RECORD EXTRACTS →
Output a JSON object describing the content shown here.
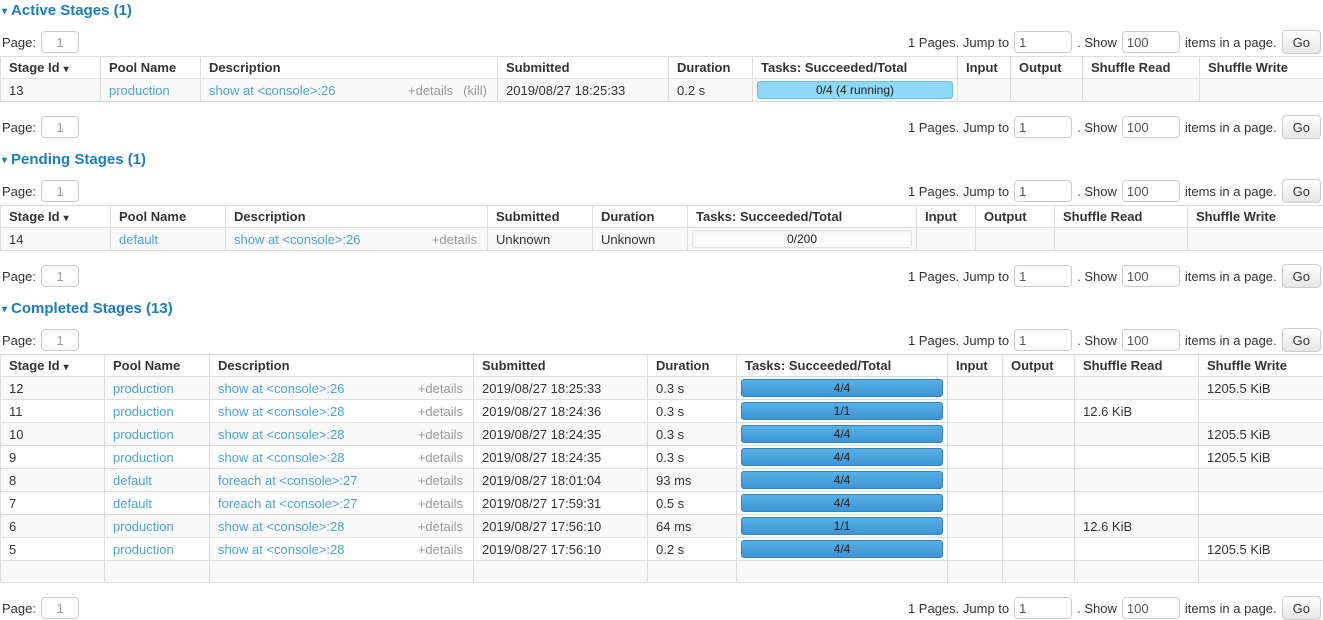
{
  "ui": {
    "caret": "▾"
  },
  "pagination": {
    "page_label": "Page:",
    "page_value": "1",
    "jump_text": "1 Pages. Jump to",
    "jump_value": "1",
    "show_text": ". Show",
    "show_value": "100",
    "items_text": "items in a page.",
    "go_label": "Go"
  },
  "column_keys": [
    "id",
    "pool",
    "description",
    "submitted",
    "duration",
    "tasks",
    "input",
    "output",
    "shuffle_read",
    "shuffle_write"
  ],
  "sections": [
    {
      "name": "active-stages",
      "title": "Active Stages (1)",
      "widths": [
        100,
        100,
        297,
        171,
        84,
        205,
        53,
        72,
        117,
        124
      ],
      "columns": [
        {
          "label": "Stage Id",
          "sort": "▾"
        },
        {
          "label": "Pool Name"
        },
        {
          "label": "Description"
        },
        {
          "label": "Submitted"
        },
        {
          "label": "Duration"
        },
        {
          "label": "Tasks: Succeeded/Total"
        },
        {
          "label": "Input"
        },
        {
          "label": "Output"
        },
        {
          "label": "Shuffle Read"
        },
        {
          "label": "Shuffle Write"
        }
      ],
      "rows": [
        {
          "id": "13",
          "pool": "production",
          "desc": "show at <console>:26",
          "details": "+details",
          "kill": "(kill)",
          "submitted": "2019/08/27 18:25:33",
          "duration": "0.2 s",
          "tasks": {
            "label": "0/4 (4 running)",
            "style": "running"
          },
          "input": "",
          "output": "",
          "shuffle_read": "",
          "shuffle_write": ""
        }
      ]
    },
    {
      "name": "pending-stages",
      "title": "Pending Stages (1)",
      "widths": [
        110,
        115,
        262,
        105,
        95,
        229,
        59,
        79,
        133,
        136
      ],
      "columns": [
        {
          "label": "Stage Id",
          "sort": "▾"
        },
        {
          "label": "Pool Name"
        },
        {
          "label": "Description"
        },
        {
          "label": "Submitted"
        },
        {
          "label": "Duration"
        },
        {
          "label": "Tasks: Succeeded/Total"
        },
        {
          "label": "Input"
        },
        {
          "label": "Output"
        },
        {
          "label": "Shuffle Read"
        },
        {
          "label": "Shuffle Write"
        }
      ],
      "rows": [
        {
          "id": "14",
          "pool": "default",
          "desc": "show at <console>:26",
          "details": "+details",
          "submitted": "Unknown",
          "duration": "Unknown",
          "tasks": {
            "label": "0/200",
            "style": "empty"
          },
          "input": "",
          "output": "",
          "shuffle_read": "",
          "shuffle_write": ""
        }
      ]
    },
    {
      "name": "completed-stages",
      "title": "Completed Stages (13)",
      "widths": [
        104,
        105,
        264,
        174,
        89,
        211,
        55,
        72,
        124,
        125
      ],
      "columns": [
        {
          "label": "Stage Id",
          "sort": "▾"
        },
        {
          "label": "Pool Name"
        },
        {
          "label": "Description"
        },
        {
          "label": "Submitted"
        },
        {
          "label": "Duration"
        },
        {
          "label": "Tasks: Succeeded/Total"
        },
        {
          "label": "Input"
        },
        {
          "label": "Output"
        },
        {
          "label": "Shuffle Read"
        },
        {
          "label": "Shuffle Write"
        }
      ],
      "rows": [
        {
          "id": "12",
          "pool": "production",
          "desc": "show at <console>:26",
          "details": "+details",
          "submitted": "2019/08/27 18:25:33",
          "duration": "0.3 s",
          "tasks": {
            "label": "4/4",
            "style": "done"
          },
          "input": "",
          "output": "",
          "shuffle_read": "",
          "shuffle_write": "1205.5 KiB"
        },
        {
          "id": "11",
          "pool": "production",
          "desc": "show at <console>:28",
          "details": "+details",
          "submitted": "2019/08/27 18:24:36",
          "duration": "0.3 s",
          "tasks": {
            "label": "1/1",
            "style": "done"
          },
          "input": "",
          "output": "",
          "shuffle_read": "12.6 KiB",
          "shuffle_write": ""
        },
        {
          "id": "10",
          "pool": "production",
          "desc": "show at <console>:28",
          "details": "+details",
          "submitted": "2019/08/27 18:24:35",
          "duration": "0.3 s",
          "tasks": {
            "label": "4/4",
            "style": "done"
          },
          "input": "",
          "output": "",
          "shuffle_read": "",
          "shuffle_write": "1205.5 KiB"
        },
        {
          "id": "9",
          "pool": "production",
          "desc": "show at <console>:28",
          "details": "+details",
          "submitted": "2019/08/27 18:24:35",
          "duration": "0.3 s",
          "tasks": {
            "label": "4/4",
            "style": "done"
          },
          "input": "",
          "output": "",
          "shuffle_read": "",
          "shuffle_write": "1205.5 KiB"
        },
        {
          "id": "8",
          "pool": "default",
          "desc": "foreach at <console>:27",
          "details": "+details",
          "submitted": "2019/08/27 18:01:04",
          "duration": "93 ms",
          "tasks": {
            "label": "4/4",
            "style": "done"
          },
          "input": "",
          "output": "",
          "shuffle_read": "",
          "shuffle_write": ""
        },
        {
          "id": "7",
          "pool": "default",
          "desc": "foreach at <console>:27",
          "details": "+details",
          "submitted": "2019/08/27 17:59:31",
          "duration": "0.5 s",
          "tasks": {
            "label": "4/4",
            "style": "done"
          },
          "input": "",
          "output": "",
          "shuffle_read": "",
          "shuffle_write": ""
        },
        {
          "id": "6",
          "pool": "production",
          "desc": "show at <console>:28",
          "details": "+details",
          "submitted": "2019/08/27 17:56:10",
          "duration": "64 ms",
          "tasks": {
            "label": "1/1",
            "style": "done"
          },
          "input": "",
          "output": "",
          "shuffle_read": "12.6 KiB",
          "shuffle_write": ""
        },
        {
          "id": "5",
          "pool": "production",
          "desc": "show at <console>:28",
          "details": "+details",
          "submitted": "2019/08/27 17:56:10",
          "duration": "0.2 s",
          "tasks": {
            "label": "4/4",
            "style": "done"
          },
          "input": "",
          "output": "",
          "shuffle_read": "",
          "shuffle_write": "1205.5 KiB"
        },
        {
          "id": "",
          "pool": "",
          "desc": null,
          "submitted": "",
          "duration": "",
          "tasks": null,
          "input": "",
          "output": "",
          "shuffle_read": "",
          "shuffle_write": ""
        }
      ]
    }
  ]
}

GOAL OF THE EXERCISE →
The entries above are to be returned exactly, without their pictures.

WRITTEN REPLY →
Output a JSON object describing the content shown here.
{
  "ui": {
    "caret": "▾"
  },
  "pagination": {
    "page_label": "Page:",
    "page_value": "1",
    "jump_text": "1 Pages. Jump to",
    "jump_value": "1",
    "show_text": ". Show",
    "show_value": "100",
    "items_text": "items in a page.",
    "go_label": "Go"
  },
  "column_keys": [
    "id",
    "pool",
    "description",
    "submitted",
    "duration",
    "tasks",
    "input",
    "output",
    "shuffle_read",
    "shuffle_write"
  ],
  "sections": [
    {
      "name": "active-stages",
      "title": "Active Stages (1)",
      "widths": [
        100,
        100,
        297,
        171,
        84,
        205,
        53,
        72,
        117,
        124
      ],
      "columns": [
        {
          "label": "Stage Id",
          "sort": "▾"
        },
        {
          "label": "Pool Name"
        },
        {
          "label": "Description"
        },
        {
          "label": "Submitted"
        },
        {
          "label": "Duration"
        },
        {
          "label": "Tasks: Succeeded/Total"
        },
        {
          "label": "Input"
        },
        {
          "label": "Output"
        },
        {
          "label": "Shuffle Read"
        },
        {
          "label": "Shuffle Write"
        }
      ],
      "rows": [
        {
          "id": "13",
          "pool": "production",
          "desc": "show at <console>:26",
          "details": "+details",
          "kill": "(kill)",
          "submitted": "2019/08/27 18:25:33",
          "duration": "0.2 s",
          "tasks": {
            "label": "0/4 (4 running)",
            "style": "running"
          },
          "input": "",
          "output": "",
          "shuffle_read": "",
          "shuffle_write": ""
        }
      ]
    },
    {
      "name": "pending-stages",
      "title": "Pending Stages (1)",
      "widths": [
        110,
        115,
        262,
        105,
        95,
        229,
        59,
        79,
        133,
        136
      ],
      "columns": [
        {
          "label": "Stage Id",
          "sort": "▾"
        },
        {
          "label": "Pool Name"
        },
        {
          "label": "Description"
        },
        {
          "label": "Submitted"
        },
        {
          "label": "Duration"
        },
        {
          "label": "Tasks: Succeeded/Total"
        },
        {
          "label": "Input"
        },
        {
          "label": "Output"
        },
        {
          "label": "Shuffle Read"
        },
        {
          "label": "Shuffle Write"
        }
      ],
      "rows": [
        {
          "id": "14",
          "pool": "default",
          "desc": "show at <console>:26",
          "details": "+details",
          "submitted": "Unknown",
          "duration": "Unknown",
          "tasks": {
            "label": "0/200",
            "style": "empty"
          },
          "input": "",
          "output": "",
          "shuffle_read": "",
          "shuffle_write": ""
        }
      ]
    },
    {
      "name": "completed-stages",
      "title": "Completed Stages (13)",
      "widths": [
        104,
        105,
        264,
        174,
        89,
        211,
        55,
        72,
        124,
        125
      ],
      "columns": [
        {
          "label": "Stage Id",
          "sort": "▾"
        },
        {
          "label": "Pool Name"
        },
        {
          "label": "Description"
        },
        {
          "label": "Submitted"
        },
        {
          "label": "Duration"
        },
        {
          "label": "Tasks: Succeeded/Total"
        },
        {
          "label": "Input"
        },
        {
          "label": "Output"
        },
        {
          "label": "Shuffle Read"
        },
        {
          "label": "Shuffle Write"
        }
      ],
      "rows": [
        {
          "id": "12",
          "pool": "production",
          "desc": "show at <console>:26",
          "details": "+details",
          "submitted": "2019/08/27 18:25:33",
          "duration": "0.3 s",
          "tasks": {
            "label": "4/4",
            "style": "done"
          },
          "input": "",
          "output": "",
          "shuffle_read": "",
          "shuffle_write": "1205.5 KiB"
        },
        {
          "id": "11",
          "pool": "production",
          "desc": "show at <console>:28",
          "details": "+details",
          "submitted": "2019/08/27 18:24:36",
          "duration": "0.3 s",
          "tasks": {
            "label": "1/1",
            "style": "done"
          },
          "input": "",
          "output": "",
          "shuffle_read": "12.6 KiB",
          "shuffle_write": ""
        },
        {
          "id": "10",
          "pool": "production",
          "desc": "show at <console>:28",
          "details": "+details",
          "submitted": "2019/08/27 18:24:35",
          "duration": "0.3 s",
          "tasks": {
            "label": "4/4",
            "style": "done"
          },
          "input": "",
          "output": "",
          "shuffle_read": "",
          "shuffle_write": "1205.5 KiB"
        },
        {
          "id": "9",
          "pool": "production",
          "desc": "show at <console>:28",
          "details": "+details",
          "submitted": "2019/08/27 18:24:35",
          "duration": "0.3 s",
          "tasks": {
            "label": "4/4",
            "style": "done"
          },
          "input": "",
          "output": "",
          "shuffle_read": "",
          "shuffle_write": "1205.5 KiB"
        },
        {
          "id": "8",
          "pool": "default",
          "desc": "foreach at <console>:27",
          "details": "+details",
          "submitted": "2019/08/27 18:01:04",
          "duration": "93 ms",
          "tasks": {
            "label": "4/4",
            "style": "done"
          },
          "input": "",
          "output": "",
          "shuffle_read": "",
          "shuffle_write": ""
        },
        {
          "id": "7",
          "pool": "default",
          "desc": "foreach at <console>:27",
          "details": "+details",
          "submitted": "2019/08/27 17:59:31",
          "duration": "0.5 s",
          "tasks": {
            "label": "4/4",
            "style": "done"
          },
          "input": "",
          "output": "",
          "shuffle_read": "",
          "shuffle_write": ""
        },
        {
          "id": "6",
          "pool": "production",
          "desc": "show at <console>:28",
          "details": "+details",
          "submitted": "2019/08/27 17:56:10",
          "duration": "64 ms",
          "tasks": {
            "label": "1/1",
            "style": "done"
          },
          "input": "",
          "output": "",
          "shuffle_read": "12.6 KiB",
          "shuffle_write": ""
        },
        {
          "id": "5",
          "pool": "production",
          "desc": "show at <console>:28",
          "details": "+details",
          "submitted": "2019/08/27 17:56:10",
          "duration": "0.2 s",
          "tasks": {
            "label": "4/4",
            "style": "done"
          },
          "input": "",
          "output": "",
          "shuffle_read": "",
          "shuffle_write": "1205.5 KiB"
        },
        {
          "id": "",
          "pool": "",
          "desc": null,
          "submitted": "",
          "duration": "",
          "tasks": null,
          "input": "",
          "output": "",
          "shuffle_read": "",
          "shuffle_write": ""
        }
      ]
    }
  ]
}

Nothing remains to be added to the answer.